Gen 3, 2025 Scritto da 

Voler bene ai propri limiti: la possibilità di reinventarsi, in Acque allegre

La condizione limacciosa del Giordano e la dimensione umana di Gesù

(Mt 3,13-17; Mc 1,7-11; Lc 3,21-22; Gv 1,30-34)

 

Il fiume Giordano non è mai stato navigabile; segnava semplicemente un confine.

Nella mentalità del tempo, fra terra altrui e ambito sacro della libertà: qui un discrimine concreto dell’«Incarnazione».

Cerchiamo di approfondire la tematica.

La predicazione popolare sul tema del Battesimo del Signore è stata gravata d’una scorza di luoghi comuni [qua e là forse insuperabili] da impedire ogni maturazione delle credenze diffuse, ancora stagnanti.

In tal guisa Gesù si è ritrovato frettolosamente collocato dietro le nuvole, e oggi si fa difficoltà a spiegare cos’abbia in comune con la nostra vita, spesso cruda, condizionata da fatica, tentativi, ricerche.

Pur fondamentale per l’interiorizzazione proficua d’un cammino che si scosti da banalità genericamente (talora autenticamente) devote, dall’ambone e nelle catechesi siamo ancora oggi costretti a dribblare il vero significato dell’evento.

Infatti, il Battesimo del Signore ha creato imbarazzo e confusioni interpretative, fin dalle prime generazioni di credenti.

 

Tratteggiamo qualche considerazione che recuperi il senso di questo fatto storico - per noi potrebbe essere come un sole dentro - con cui la liturgia completa il cammino del tempo di Natale.

Gesù in ricerca e desideroso di vagliare anche l’insegnamento migliore del suo tempo, entra come allievo nella scuola del Battista.

Per questo motivo è battezzato da Giovanni - e mediante tale rito d’ingresso, aggregato ad altri comuni seguaci.

Sembrerà incredibile, ma il Maestro e Signore si è riconosciuto curioso, imperfetto, ignorante, incompleto; bisognoso di evolvere. Non di diventare “migliore” e più forte, bensì d’imparare a posare lo sguardo altrimenti.

In quell’ambiente fortemente impegnato ma serioso, tagliente, spesso a senso unico, Egli ha compreso la vera grandezza della Rivelazione.

Insomma, il Soggetto del cammino spirituale è la Vita divina, con l’intero suo portato, che provvidenzialmente si riversa e smuove situazioni variegate.

Essa Viene per dilatare orizzonti; non per rattrappirci su dei modi particolari d’intendere e volere.

Già lo sappiamo: non è l’io che pensa e progetta a poterci attirare nell’esperienza della Felicità integrale, totalizzante; dell’amore autentico e solido.

 

Il Regno è tutt’altro: Completo. È inclusivo di ciò che non “piace” all’opinione sterilizzata, o alla moda, e comune.

Porge una energia terrestre che vale tanto quanto quella ideale, celeste.

Il Cielo non può essere preparato e addirittura allestito: diventerebbe una proiezione, un riflesso condizionato, una torre esteriore come Babele.
◆ ◆ ◆
*COMPITO BREVE A*
Cita testualmente, dal brano sul Battesimo del Signore, il tratto che va da "Sembrerà incredibile, ma" fino a "d’intendere e volere.".
Il brano e le righe sono materiali indipendenti l'uno dalle altre.
◆ ◆ ◆
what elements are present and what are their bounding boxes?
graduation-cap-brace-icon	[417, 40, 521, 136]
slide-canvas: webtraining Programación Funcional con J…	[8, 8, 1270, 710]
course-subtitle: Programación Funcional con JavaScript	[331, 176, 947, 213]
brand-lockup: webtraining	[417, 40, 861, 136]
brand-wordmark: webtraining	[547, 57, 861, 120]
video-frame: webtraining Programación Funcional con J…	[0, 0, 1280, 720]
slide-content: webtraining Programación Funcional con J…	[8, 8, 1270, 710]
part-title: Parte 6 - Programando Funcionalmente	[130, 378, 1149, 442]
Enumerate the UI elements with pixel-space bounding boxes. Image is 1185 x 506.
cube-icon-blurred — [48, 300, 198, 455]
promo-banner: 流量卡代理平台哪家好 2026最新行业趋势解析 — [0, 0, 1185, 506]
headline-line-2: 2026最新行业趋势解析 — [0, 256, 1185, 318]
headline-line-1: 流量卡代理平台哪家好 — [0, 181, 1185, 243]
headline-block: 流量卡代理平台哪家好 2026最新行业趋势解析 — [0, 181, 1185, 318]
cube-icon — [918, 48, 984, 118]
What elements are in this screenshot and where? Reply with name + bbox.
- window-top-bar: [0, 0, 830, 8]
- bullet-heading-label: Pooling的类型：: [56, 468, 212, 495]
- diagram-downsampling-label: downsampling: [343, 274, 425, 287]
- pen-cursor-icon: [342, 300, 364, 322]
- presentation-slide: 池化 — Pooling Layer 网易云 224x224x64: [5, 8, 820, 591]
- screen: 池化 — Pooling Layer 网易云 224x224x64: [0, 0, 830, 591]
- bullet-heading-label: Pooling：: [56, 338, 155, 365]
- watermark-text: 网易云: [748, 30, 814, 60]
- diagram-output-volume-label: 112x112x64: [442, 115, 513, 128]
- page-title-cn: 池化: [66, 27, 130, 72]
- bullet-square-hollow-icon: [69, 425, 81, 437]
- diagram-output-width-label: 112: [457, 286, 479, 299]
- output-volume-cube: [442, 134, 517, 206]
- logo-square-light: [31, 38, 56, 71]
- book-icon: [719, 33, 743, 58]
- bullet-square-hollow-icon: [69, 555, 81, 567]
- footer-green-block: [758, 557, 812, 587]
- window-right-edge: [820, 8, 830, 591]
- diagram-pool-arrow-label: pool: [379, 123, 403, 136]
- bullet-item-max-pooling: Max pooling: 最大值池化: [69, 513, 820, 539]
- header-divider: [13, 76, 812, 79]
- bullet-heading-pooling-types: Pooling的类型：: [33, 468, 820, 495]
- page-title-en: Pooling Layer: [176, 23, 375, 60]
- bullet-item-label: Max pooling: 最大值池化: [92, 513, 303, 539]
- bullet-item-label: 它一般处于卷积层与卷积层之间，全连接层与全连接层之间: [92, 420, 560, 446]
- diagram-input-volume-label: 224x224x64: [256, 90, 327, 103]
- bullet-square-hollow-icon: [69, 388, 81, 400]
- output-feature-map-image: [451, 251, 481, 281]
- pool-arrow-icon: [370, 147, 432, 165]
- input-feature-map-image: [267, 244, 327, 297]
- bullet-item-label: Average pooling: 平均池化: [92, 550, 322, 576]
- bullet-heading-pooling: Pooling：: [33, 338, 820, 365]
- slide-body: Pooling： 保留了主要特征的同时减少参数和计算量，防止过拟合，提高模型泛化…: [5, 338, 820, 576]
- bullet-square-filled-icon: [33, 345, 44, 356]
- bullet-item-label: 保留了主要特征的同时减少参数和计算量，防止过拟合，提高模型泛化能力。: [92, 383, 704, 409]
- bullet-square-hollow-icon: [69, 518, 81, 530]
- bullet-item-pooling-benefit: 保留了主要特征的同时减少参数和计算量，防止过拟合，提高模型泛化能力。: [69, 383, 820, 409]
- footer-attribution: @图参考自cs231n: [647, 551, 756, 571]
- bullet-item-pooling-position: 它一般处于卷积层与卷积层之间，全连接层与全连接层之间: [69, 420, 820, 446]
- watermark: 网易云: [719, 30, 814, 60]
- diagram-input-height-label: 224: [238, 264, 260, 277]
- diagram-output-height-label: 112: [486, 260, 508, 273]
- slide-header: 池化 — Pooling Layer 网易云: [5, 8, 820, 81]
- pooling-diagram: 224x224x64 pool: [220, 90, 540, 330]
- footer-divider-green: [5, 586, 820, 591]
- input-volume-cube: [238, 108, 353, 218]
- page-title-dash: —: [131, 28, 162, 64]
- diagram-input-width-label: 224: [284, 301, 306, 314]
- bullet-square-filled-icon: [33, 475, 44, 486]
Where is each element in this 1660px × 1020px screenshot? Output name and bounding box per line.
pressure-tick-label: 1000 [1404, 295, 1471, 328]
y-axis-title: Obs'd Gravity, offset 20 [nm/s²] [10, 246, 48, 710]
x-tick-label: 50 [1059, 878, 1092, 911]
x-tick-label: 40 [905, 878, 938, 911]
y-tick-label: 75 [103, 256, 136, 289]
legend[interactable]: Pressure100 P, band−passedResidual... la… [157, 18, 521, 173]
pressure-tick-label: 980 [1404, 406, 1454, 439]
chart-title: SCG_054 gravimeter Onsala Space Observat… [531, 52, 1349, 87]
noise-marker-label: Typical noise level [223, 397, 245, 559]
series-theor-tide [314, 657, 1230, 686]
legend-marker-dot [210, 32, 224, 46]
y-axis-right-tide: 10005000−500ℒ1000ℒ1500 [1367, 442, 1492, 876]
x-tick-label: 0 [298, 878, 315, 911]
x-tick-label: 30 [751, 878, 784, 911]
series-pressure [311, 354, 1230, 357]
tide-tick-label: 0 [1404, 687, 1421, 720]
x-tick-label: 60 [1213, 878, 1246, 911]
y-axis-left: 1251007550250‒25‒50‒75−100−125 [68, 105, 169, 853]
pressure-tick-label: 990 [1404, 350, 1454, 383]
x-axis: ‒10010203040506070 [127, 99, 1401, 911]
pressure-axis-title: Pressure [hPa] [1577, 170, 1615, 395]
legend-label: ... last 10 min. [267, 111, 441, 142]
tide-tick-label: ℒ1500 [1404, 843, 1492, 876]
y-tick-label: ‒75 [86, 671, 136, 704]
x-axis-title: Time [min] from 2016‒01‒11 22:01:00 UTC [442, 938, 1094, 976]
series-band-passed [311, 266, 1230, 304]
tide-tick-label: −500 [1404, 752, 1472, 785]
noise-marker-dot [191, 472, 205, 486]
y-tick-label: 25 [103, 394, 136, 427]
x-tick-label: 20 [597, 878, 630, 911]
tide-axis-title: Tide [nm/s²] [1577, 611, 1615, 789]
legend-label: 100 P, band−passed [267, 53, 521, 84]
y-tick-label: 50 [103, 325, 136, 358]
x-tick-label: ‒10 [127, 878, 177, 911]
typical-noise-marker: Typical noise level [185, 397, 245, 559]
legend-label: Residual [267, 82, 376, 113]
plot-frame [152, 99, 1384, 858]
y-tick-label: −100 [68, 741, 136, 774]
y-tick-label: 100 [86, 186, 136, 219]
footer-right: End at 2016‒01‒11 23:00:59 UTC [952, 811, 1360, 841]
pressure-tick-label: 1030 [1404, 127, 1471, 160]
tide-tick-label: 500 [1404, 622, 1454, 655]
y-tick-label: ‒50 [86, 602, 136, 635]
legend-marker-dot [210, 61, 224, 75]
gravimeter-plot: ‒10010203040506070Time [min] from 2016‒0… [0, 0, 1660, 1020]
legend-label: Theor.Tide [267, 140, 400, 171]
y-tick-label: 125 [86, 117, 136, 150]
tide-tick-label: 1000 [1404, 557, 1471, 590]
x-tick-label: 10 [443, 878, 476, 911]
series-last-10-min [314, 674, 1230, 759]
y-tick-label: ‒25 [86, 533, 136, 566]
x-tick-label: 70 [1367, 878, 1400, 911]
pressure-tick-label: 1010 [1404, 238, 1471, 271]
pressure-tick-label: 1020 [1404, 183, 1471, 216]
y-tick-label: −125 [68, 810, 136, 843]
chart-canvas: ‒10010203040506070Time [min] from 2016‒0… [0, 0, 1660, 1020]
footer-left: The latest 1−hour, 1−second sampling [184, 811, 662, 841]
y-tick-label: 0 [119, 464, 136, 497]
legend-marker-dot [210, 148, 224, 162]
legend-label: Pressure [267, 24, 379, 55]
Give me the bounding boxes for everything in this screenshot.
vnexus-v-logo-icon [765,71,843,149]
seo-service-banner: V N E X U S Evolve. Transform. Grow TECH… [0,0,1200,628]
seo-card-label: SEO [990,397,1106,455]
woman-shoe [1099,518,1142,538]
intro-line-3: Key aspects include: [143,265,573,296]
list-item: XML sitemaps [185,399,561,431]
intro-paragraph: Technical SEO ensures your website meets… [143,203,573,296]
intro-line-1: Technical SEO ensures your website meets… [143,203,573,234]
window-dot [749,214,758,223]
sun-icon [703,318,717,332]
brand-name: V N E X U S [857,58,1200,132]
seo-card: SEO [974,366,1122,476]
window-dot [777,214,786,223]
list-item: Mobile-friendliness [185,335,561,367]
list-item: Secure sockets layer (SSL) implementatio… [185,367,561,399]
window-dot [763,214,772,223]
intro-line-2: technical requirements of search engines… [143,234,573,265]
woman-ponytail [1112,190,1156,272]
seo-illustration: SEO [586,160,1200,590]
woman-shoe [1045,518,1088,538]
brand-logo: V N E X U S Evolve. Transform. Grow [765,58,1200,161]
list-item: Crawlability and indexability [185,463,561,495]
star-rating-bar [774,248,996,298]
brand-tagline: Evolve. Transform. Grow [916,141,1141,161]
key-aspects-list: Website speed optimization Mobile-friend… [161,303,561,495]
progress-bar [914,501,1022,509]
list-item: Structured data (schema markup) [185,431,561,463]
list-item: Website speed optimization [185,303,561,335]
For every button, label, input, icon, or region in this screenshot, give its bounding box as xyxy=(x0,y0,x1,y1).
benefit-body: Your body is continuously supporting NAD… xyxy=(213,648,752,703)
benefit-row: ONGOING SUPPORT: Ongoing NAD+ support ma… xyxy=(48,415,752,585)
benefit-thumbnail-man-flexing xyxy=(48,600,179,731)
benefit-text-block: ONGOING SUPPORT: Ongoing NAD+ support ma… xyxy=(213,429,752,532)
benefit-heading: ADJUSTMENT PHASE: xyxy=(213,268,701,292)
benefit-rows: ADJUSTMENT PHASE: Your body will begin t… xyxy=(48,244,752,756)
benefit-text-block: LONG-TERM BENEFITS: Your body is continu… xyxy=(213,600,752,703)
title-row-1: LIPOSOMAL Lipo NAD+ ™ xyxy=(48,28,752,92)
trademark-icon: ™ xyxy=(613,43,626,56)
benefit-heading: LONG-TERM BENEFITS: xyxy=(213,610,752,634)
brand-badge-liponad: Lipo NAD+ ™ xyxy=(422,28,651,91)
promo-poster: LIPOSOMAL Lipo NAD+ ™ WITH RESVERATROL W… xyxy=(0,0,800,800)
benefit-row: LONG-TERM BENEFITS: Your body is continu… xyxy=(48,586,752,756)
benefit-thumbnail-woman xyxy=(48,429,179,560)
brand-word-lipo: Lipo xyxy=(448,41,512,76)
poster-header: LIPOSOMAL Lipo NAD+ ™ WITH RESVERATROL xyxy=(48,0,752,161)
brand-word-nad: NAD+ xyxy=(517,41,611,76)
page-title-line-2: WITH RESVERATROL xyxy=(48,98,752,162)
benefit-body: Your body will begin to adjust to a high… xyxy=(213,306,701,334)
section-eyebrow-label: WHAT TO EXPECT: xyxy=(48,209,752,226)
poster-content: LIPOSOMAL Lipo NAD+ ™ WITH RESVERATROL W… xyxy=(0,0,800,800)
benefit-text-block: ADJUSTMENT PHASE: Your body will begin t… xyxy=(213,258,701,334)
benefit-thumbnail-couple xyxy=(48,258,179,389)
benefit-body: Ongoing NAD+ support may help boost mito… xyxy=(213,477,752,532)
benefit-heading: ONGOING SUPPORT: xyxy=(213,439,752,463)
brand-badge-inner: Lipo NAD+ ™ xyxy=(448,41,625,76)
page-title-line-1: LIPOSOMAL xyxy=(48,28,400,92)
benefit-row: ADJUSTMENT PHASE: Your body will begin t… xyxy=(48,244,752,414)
◆ ◆ ◆
*COMPITO BREVE B*
Stampa identiche le righe dei dati registrati nel tratto che va dalla prima riga fino a quella contenente "course-subtitle: Programación Funcional", entrambe incluse.

*RISPOSTA COMPLETA A*
Sembrerà incredibile, ma il Maestro e Signore si è riconosciuto curioso, imperfetto, ignorante, incompleto; bisognoso di evolvere. Non di diventare “migliore” e più forte, bensì d’imparare a posare lo sguardo altrimenti.

In quell’ambiente fortemente impegnato ma serioso, tagliente, spesso a senso unico, Egli ha compreso la vera grandezza della Rivelazione.

Insomma, il Soggetto del cammino spirituale è la Vita divina, con l’intero suo portato, che provvidenzialmente si riversa e smuove situazioni variegate.

Essa Viene per dilatare orizzonti; non per rattrappirci su dei modi particolari d’intendere e volere.

*RISPOSTA COMPLETA B*
what elements are present and what are their bounding boxes?
graduation-cap-brace-icon	[417, 40, 521, 136]
slide-canvas: webtraining Programación Funcional con J…	[8, 8, 1270, 710]
course-subtitle: Programación Funcional con JavaScript	[331, 176, 947, 213]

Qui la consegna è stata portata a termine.